[Problem statement] Present the following data again exactly as it is shown.

[Records supplied]

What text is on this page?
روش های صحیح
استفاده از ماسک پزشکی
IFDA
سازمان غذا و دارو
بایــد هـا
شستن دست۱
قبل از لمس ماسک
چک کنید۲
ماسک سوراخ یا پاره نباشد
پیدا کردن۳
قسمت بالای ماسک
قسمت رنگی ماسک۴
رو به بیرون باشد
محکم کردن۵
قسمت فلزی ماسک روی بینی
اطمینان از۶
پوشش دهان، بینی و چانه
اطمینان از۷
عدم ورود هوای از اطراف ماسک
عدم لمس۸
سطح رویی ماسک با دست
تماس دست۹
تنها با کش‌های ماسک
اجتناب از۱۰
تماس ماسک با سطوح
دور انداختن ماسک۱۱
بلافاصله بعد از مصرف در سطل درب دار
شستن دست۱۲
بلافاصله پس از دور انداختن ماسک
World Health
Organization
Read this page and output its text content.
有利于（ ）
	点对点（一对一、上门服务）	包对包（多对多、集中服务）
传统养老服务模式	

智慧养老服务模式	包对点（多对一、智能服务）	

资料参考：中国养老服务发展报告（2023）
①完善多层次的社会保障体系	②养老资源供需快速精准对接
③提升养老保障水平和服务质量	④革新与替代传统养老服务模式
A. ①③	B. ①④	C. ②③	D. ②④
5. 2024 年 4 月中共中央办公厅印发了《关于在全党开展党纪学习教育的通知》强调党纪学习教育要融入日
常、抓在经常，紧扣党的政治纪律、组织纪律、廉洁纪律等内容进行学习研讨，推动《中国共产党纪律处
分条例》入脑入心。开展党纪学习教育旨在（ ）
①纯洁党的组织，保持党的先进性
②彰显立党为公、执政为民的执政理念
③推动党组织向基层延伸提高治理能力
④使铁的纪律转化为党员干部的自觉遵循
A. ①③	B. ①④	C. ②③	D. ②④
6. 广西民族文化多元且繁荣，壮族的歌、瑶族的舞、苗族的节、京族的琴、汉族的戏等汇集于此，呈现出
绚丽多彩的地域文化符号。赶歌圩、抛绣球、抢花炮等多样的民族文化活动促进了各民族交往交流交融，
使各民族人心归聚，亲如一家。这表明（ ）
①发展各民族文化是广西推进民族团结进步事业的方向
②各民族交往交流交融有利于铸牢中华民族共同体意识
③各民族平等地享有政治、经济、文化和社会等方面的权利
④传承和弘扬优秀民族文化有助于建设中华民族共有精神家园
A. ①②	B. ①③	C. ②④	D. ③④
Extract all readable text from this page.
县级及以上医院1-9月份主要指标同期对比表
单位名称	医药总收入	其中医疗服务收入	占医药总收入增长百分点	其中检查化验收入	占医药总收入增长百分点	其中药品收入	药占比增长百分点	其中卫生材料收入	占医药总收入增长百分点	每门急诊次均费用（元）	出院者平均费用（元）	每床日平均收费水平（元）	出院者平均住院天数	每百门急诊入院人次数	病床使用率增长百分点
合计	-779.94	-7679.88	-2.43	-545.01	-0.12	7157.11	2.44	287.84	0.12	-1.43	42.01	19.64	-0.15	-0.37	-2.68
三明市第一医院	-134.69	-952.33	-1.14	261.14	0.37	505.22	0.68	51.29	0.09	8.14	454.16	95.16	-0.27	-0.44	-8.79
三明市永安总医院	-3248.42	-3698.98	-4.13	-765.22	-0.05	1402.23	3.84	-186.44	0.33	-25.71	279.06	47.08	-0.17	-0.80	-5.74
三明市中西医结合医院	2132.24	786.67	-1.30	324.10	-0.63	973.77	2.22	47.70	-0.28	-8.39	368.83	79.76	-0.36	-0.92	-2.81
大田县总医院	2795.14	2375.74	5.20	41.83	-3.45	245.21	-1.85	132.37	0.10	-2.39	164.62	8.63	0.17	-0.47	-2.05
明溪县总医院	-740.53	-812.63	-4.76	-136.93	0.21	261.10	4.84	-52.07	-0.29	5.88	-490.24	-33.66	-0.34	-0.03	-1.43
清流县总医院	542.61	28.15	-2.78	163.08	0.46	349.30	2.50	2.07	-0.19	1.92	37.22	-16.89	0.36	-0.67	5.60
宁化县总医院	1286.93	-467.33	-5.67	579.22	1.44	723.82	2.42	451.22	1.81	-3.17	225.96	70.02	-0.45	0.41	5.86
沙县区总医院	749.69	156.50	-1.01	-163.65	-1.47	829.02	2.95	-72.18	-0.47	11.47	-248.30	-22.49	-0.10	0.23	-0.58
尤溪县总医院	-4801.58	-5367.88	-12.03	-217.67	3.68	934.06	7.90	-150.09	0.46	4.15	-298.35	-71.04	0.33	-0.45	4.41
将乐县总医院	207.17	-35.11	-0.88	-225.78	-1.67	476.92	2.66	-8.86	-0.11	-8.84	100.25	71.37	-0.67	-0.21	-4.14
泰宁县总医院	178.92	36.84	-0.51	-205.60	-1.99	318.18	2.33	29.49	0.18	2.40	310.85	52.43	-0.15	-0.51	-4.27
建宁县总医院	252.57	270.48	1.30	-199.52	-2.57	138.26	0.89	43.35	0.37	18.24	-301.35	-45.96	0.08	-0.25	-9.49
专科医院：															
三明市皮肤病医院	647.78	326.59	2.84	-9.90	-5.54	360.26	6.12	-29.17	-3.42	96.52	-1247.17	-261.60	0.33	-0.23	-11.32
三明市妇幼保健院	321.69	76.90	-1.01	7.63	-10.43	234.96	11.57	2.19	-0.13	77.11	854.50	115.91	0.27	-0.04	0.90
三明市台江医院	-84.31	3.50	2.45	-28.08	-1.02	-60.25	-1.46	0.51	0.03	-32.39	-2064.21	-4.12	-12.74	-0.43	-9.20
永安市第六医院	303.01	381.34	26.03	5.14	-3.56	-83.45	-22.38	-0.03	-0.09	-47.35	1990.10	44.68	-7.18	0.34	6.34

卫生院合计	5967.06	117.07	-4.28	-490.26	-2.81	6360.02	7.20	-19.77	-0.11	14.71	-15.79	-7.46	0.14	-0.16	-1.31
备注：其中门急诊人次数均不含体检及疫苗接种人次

[Problem solution]
What text is on this page?
روش های صحیح
استفاده از ماسک پزشکی
IFDA
سازمان غذا و دارو
بایــد هـا
شستن دست۱
قبل از لمس ماسک
چک کنید۲
ماسک سوراخ یا پاره نباشد
پیدا کردن۳
قسمت بالای ماسک
قسمت رنگی ماسک۴
رو به بیرون باشد
محکم کردن۵
قسمت فلزی ماسک روی بینی
اطمینان از۶
پوشش دهان، بینی و چانه
اطمینان از۷
عدم ورود هوای از اطراف ماسک
عدم لمس۸
سطح رویی ماسک با دست
تماس دست۹
تنها با کش‌های ماسک
اجتناب از۱۰
تماس ماسک با سطوح
دور انداختن ماسک۱۱
بلافاصله بعد از مصرف در سطل درب دار
شستن دست۱۲
بلافاصله پس از دور انداختن ماسک
World Health
Organization
Read this page and output its text content.
有利于（ ）
	点对点（一对一、上门服务）	包对包（多对多、集中服务）
传统养老服务模式	

智慧养老服务模式	包对点（多对一、智能服务）	

资料参考：中国养老服务发展报告（2023）
①完善多层次的社会保障体系	②养老资源供需快速精准对接
③提升养老保障水平和服务质量	④革新与替代传统养老服务模式
A. ①③	B. ①④	C. ②③	D. ②④
5. 2024 年 4 月中共中央办公厅印发了《关于在全党开展党纪学习教育的通知》强调党纪学习教育要融入日
常、抓在经常，紧扣党的政治纪律、组织纪律、廉洁纪律等内容进行学习研讨，推动《中国共产党纪律处
分条例》入脑入心。开展党纪学习教育旨在（ ）
①纯洁党的组织，保持党的先进性
②彰显立党为公、执政为民的执政理念
③推动党组织向基层延伸提高治理能力
④使铁的纪律转化为党员干部的自觉遵循
A. ①③	B. ①④	C. ②③	D. ②④
6. 广西民族文化多元且繁荣，壮族的歌、瑶族的舞、苗族的节、京族的琴、汉族的戏等汇集于此，呈现出
绚丽多彩的地域文化符号。赶歌圩、抛绣球、抢花炮等多样的民族文化活动促进了各民族交往交流交融，
使各民族人心归聚，亲如一家。这表明（ ）
①发展各民族文化是广西推进民族团结进步事业的方向
②各民族交往交流交融有利于铸牢中华民族共同体意识
③各民族平等地享有政治、经济、文化和社会等方面的权利
④传承和弘扬优秀民族文化有助于建设中华民族共有精神家园
A. ①②	B. ①③	C. ②④	D. ③④
Extract all readable text from this page.
县级及以上医院1-9月份主要指标同期对比表
单位名称	医药总收入	其中医疗服务收入	占医药总收入增长百分点	其中检查化验收入	占医药总收入增长百分点	其中药品收入	药占比增长百分点	其中卫生材料收入	占医药总收入增长百分点	每门急诊次均费用（元）	出院者平均费用（元）	每床日平均收费水平（元）	出院者平均住院天数	每百门急诊入院人次数	病床使用率增长百分点
合计	-779.94	-7679.88	-2.43	-545.01	-0.12	7157.11	2.44	287.84	0.12	-1.43	42.01	19.64	-0.15	-0.37	-2.68
三明市第一医院	-134.69	-952.33	-1.14	261.14	0.37	505.22	0.68	51.29	0.09	8.14	454.16	95.16	-0.27	-0.44	-8.79
三明市永安总医院	-3248.42	-3698.98	-4.13	-765.22	-0.05	1402.23	3.84	-186.44	0.33	-25.71	279.06	47.08	-0.17	-0.80	-5.74
三明市中西医结合医院	2132.24	786.67	-1.30	324.10	-0.63	973.77	2.22	47.70	-0.28	-8.39	368.83	79.76	-0.36	-0.92	-2.81
大田县总医院	2795.14	2375.74	5.20	41.83	-3.45	245.21	-1.85	132.37	0.10	-2.39	164.62	8.63	0.17	-0.47	-2.05
明溪县总医院	-740.53	-812.63	-4.76	-136.93	0.21	261.10	4.84	-52.07	-0.29	5.88	-490.24	-33.66	-0.34	-0.03	-1.43
清流县总医院	542.61	28.15	-2.78	163.08	0.46	349.30	2.50	2.07	-0.19	1.92	37.22	-16.89	0.36	-0.67	5.60
宁化县总医院	1286.93	-467.33	-5.67	579.22	1.44	723.82	2.42	451.22	1.81	-3.17	225.96	70.02	-0.45	0.41	5.86
沙县区总医院	749.69	156.50	-1.01	-163.65	-1.47	829.02	2.95	-72.18	-0.47	11.47	-248.30	-22.49	-0.10	0.23	-0.58
尤溪县总医院	-4801.58	-5367.88	-12.03	-217.67	3.68	934.06	7.90	-150.09	0.46	4.15	-298.35	-71.04	0.33	-0.45	4.41
将乐县总医院	207.17	-35.11	-0.88	-225.78	-1.67	476.92	2.66	-8.86	-0.11	-8.84	100.25	71.37	-0.67	-0.21	-4.14
泰宁县总医院	178.92	36.84	-0.51	-205.60	-1.99	318.18	2.33	29.49	0.18	2.40	310.85	52.43	-0.15	-0.51	-4.27
建宁县总医院	252.57	270.48	1.30	-199.52	-2.57	138.26	0.89	43.35	0.37	18.24	-301.35	-45.96	0.08	-0.25	-9.49
专科医院：															
三明市皮肤病医院	647.78	326.59	2.84	-9.90	-5.54	360.26	6.12	-29.17	-3.42	96.52	-1247.17	-261.60	0.33	-0.23	-11.32
三明市妇幼保健院	321.69	76.90	-1.01	7.63	-10.43	234.96	11.57	2.19	-0.13	77.11	854.50	115.91	0.27	-0.04	0.90
三明市台江医院	-84.31	3.50	2.45	-28.08	-1.02	-60.25	-1.46	0.51	0.03	-32.39	-2064.21	-4.12	-12.74	-0.43	-9.20
永安市第六医院	303.01	381.34	26.03	5.14	-3.56	-83.45	-22.38	-0.03	-0.09	-47.35	1990.10	44.68	-7.18	0.34	6.34

卫生院合计	5967.06	117.07	-4.28	-490.26	-2.81	6360.02	7.20	-19.77	-0.11	14.71	-15.79	-7.46	0.14	-0.16	-1.31
备注：其中门急诊人次数均不含体检及疫苗接种人次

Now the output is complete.